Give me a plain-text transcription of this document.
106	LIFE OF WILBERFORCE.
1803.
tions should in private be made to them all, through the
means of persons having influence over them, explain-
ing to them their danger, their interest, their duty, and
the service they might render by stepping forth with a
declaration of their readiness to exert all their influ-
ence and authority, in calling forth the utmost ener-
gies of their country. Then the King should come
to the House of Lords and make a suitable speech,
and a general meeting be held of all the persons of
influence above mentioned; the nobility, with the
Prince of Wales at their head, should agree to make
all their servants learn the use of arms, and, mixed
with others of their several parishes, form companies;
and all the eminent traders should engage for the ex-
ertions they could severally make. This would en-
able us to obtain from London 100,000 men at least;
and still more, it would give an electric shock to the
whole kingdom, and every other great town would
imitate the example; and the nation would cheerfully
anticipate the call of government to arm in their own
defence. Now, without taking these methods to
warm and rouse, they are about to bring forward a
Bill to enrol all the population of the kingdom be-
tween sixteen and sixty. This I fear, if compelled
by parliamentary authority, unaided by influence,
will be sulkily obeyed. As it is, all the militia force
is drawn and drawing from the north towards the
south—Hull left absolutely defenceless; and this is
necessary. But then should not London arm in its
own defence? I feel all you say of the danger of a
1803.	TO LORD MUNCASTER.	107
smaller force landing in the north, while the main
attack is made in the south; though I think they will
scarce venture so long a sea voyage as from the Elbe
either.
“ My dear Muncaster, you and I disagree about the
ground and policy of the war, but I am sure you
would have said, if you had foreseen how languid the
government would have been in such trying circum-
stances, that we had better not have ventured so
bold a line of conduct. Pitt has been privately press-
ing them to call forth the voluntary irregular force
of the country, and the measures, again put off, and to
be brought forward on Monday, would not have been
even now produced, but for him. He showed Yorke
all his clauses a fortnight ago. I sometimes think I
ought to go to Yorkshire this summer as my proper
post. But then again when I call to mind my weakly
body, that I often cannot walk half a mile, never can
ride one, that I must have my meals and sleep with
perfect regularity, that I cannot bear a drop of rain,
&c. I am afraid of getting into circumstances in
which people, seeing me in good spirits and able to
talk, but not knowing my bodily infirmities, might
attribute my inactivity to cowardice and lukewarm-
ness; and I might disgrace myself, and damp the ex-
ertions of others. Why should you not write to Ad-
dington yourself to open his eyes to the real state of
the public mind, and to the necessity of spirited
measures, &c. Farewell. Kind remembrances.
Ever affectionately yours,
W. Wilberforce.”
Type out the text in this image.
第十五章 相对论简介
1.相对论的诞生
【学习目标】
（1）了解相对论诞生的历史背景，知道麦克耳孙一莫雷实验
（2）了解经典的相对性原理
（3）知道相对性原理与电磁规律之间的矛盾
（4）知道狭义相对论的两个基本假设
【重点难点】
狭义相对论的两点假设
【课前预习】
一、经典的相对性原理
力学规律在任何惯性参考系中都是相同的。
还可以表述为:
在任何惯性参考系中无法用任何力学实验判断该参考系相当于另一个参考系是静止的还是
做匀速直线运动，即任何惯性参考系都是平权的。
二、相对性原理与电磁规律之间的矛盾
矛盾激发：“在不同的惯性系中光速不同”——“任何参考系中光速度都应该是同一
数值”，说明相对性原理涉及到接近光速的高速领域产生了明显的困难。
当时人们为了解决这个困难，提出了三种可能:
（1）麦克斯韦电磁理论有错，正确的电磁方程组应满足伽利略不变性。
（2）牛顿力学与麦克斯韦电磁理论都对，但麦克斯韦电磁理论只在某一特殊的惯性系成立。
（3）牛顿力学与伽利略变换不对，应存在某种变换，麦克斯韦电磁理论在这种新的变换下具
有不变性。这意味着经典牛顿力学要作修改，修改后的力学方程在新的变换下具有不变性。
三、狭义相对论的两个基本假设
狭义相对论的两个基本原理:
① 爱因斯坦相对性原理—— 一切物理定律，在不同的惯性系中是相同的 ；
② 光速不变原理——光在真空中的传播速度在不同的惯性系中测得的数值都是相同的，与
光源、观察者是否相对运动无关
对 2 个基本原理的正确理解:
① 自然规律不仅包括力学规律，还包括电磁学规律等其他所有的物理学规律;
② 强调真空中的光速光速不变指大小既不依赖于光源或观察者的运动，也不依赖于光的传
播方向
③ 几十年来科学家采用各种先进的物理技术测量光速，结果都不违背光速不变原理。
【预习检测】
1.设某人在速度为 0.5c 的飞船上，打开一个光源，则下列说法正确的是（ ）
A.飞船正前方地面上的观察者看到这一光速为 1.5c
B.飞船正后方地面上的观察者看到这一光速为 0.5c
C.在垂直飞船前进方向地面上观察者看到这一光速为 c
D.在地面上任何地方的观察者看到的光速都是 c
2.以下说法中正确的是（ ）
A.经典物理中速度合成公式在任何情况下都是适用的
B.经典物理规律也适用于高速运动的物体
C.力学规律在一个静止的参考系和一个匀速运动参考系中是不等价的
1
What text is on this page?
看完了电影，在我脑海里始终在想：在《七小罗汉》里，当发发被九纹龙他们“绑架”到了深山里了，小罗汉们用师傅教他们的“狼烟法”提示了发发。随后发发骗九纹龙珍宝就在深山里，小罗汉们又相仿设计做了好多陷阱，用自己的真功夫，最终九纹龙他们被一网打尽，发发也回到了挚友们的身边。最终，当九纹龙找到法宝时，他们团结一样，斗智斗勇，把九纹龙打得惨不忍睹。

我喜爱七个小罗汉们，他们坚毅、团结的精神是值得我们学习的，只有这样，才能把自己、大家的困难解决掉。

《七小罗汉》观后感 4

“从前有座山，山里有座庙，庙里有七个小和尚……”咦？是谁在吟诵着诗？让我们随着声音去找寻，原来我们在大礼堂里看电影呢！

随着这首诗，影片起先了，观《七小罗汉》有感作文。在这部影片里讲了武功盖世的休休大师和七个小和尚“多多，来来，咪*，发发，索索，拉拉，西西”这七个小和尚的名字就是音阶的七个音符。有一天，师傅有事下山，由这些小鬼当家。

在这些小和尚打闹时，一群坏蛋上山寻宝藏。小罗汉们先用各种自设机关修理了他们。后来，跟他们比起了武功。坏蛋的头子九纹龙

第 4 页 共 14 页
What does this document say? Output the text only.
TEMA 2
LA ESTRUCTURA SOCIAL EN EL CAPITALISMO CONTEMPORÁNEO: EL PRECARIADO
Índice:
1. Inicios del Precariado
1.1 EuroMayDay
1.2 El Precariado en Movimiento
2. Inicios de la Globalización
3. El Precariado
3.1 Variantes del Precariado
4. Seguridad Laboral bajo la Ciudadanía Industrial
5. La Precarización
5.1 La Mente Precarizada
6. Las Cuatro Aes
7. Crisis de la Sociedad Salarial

_Exercise goal_
Copy exactly the lines above, from the one containing "What does this" through the very last line.

_Exercise output_
What does this document say? Output the text only.
TEMA 2
LA ESTRUCTURA SOCIAL EN EL CAPITALISMO CONTEMPORÁNEO: EL PRECARIADO
Índice:
1. Inicios del Precariado
1.1 EuroMayDay
1.2 El Precariado en Movimiento
2. Inicios de la Globalización
3. El Precariado
3.1 Variantes del Precariado
4. Seguridad Laboral bajo la Ciudadanía Industrial
5. La Precarización
5.1 La Mente Precarizada
6. Las Cuatro Aes
7. Crisis de la Sociedad Salarial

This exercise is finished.